Given problem>
Repeat the data verbatim.

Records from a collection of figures
▼

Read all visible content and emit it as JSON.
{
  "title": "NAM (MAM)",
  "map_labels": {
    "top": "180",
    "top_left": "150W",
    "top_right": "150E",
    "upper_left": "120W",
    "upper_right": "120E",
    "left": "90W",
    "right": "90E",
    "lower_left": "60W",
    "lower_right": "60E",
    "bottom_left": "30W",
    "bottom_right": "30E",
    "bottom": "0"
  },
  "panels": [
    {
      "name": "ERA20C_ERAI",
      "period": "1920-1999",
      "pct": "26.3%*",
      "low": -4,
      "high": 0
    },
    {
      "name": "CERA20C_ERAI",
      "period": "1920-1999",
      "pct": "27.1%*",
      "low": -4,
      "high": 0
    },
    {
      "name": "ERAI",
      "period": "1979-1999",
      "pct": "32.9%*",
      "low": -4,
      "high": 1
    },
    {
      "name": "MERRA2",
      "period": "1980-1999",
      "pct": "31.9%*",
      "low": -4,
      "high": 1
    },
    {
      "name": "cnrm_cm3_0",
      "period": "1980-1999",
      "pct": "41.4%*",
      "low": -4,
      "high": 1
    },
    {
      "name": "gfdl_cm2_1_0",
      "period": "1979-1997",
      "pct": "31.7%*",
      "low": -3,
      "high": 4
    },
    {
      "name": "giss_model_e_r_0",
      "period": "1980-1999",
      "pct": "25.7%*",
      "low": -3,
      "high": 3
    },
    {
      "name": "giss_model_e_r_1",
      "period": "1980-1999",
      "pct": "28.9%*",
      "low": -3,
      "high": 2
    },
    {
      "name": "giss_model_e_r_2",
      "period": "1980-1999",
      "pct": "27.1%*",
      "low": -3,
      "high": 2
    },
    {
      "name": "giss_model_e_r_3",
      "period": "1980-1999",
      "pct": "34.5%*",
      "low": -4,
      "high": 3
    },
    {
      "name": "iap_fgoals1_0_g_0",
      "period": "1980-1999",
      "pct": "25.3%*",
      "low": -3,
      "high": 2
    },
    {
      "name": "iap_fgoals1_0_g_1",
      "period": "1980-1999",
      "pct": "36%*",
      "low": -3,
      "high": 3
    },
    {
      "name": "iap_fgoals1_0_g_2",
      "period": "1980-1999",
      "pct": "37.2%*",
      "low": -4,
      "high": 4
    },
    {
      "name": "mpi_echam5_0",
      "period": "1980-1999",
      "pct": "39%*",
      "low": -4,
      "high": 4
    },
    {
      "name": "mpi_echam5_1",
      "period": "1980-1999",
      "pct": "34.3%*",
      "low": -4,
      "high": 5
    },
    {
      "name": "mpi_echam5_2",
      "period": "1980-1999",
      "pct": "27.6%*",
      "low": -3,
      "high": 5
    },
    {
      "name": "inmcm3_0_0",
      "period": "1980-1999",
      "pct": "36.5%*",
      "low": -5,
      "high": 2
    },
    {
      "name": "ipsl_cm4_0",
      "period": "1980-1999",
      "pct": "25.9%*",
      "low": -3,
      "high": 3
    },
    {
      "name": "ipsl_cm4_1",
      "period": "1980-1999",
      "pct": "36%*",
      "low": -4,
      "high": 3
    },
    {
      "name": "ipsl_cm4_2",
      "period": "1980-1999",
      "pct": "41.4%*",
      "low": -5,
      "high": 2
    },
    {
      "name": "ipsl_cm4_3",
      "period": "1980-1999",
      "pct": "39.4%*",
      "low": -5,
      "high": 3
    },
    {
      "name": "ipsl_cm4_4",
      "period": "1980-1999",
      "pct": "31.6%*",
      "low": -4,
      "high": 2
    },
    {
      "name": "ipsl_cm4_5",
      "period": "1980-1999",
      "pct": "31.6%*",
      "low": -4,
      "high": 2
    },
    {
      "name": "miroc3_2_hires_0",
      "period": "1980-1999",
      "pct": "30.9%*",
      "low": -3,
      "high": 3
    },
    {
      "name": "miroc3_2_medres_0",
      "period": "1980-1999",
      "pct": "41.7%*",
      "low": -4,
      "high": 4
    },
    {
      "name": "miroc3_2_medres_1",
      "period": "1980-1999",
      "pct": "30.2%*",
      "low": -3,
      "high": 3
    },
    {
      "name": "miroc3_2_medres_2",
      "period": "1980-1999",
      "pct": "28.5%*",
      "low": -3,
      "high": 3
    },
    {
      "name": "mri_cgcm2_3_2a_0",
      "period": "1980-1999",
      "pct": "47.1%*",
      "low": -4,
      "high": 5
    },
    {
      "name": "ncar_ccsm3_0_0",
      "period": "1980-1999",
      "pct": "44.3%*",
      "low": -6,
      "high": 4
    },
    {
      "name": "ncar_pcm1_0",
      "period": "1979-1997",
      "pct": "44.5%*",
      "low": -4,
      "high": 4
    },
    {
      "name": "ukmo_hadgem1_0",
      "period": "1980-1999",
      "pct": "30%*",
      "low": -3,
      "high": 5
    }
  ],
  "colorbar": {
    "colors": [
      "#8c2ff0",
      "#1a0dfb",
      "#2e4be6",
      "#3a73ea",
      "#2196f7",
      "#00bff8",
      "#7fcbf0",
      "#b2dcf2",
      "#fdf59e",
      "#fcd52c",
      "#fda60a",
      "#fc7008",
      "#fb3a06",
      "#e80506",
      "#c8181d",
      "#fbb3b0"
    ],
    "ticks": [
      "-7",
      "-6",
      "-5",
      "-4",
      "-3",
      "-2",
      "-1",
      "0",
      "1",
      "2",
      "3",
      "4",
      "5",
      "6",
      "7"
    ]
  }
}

▲

Written response>
Read all visible content and emit it as JSON.
{
  "title": "NAM (MAM)",
  "map_labels": {
    "top": "180",
    "top_left": "150W",
    "top_right": "150E",
    "upper_left": "120W",
    "upper_right": "120E",
    "left": "90W",
    "right": "90E",
    "lower_left": "60W",
    "lower_right": "60E",
    "bottom_left": "30W",
    "bottom_right": "30E",
    "bottom": "0"
  },
  "panels": [
    {
      "name": "ERA20C_ERAI",
      "period": "1920-1999",
      "pct": "26.3%*",
      "low": -4,
      "high": 0
    },
    {
      "name": "CERA20C_ERAI",
      "period": "1920-1999",
      "pct": "27.1%*",
      "low": -4,
      "high": 0
    },
    {
      "name": "ERAI",
      "period": "1979-1999",
      "pct": "32.9%*",
      "low": -4,
      "high": 1
    },
    {
      "name": "MERRA2",
      "period": "1980-1999",
      "pct": "31.9%*",
      "low": -4,
      "high": 1
    },
    {
      "name": "cnrm_cm3_0",
      "period": "1980-1999",
      "pct": "41.4%*",
      "low": -4,
      "high": 1
    },
    {
      "name": "gfdl_cm2_1_0",
      "period": "1979-1997",
      "pct": "31.7%*",
      "low": -3,
      "high": 4
    },
    {
      "name": "giss_model_e_r_0",
      "period": "1980-1999",
      "pct": "25.7%*",
      "low": -3,
      "high": 3
    },
    {
      "name": "giss_model_e_r_1",
      "period": "1980-1999",
      "pct": "28.9%*",
      "low": -3,
      "high": 2
    },
    {
      "name": "giss_model_e_r_2",
      "period": "1980-1999",
      "pct": "27.1%*",
      "low": -3,
      "high": 2
    },
    {
      "name": "giss_model_e_r_3",
      "period": "1980-1999",
      "pct": "34.5%*",
      "low": -4,
      "high": 3
    },
    {
      "name": "iap_fgoals1_0_g_0",
      "period": "1980-1999",
      "pct": "25.3%*",
      "low": -3,
      "high": 2
    },
    {
      "name": "iap_fgoals1_0_g_1",
      "period": "1980-1999",
      "pct": "36%*",
      "low": -3,
      "high": 3
    },
    {
      "name": "iap_fgoals1_0_g_2",
      "period": "1980-1999",
      "pct": "37.2%*",
      "low": -4,
      "high": 4
    },
    {
      "name": "mpi_echam5_0",
      "period": "1980-1999",
      "pct": "39%*",
      "low": -4,
      "high": 4
    },
    {
      "name": "mpi_echam5_1",
      "period": "1980-1999",
      "pct": "34.3%*",
      "low": -4,
      "high": 5
    },
    {
      "name": "mpi_echam5_2",
      "period": "1980-1999",
      "pct": "27.6%*",
      "low": -3,
      "high": 5
    },
    {
      "name": "inmcm3_0_0",
      "period": "1980-1999",
      "pct": "36.5%*",
      "low": -5,
      "high": 2
    },
    {
      "name": "ipsl_cm4_0",
      "period": "1980-1999",
      "pct": "25.9%*",
      "low": -3,
      "high": 3
    },
    {
      "name": "ipsl_cm4_1",
      "period": "1980-1999",
      "pct": "36%*",
      "low": -4,
      "high": 3
    },
    {
      "name": "ipsl_cm4_2",
      "period": "1980-1999",
      "pct": "41.4%*",
      "low": -5,
      "high": 2
    },
    {
      "name": "ipsl_cm4_3",
      "period": "1980-1999",
      "pct": "39.4%*",
      "low": -5,
      "high": 3
    },
    {
      "name": "ipsl_cm4_4",
      "period": "1980-1999",
      "pct": "31.6%*",
      "low": -4,
      "high": 2
    },
    {
      "name": "ipsl_cm4_5",
      "period": "1980-1999",
      "pct": "31.6%*",
      "low": -4,
      "high": 2
    },
    {
      "name": "miroc3_2_hires_0",
      "period": "1980-1999",
      "pct": "30.9%*",
      "low": -3,
      "high": 3
    },
    {
      "name": "miroc3_2_medres_0",
      "period": "1980-1999",
      "pct": "41.7%*",
      "low": -4,
      "high": 4
    },
    {
      "name": "miroc3_2_medres_1",
      "period": "1980-1999",
      "pct": "30.2%*",
      "low": -3,
      "high": 3
    },
    {
      "name": "miroc3_2_medres_2",
      "period": "1980-1999",
      "pct": "28.5%*",
      "low": -3,
      "high": 3
    },
    {
      "name": "mri_cgcm2_3_2a_0",
      "period": "1980-1999",
      "pct": "47.1%*",
      "low": -4,
      "high": 5
    },
    {
      "name": "ncar_ccsm3_0_0",
      "period": "1980-1999",
      "pct": "44.3%*",
      "low": -6,
      "high": 4
    },
    {
      "name": "ncar_pcm1_0",
      "period": "1979-1997",
      "pct": "44.5%*",
      "low": -4,
      "high": 4
    },
    {
      "name": "ukmo_hadgem1_0",
      "period": "1980-1999",
      "pct": "30%*",
      "low": -3,
      "high": 5
    }
  ],
  "colorbar": {
    "colors": [
      "#8c2ff0",
      "#1a0dfb",
      "#2e4be6",
      "#3a73ea",
      "#2196f7",
      "#00bff8",
      "#7fcbf0",
      "#b2dcf2",
      "#fdf59e",
      "#fcd52c",
      "#fda60a",
      "#fc7008",
      "#fb3a06",
      "#e80506",
      "#c8181d",
      "#fbb3b0"
    ],
    "ticks": [
      "-7",
      "-6",
      "-5",
      "-4",
      "-3",
      "-2",
      "-1",
      "0",
      "1",
      "2",
      "3",
      "4",
      "5",
      "6",
      "7"
    ]
  }
}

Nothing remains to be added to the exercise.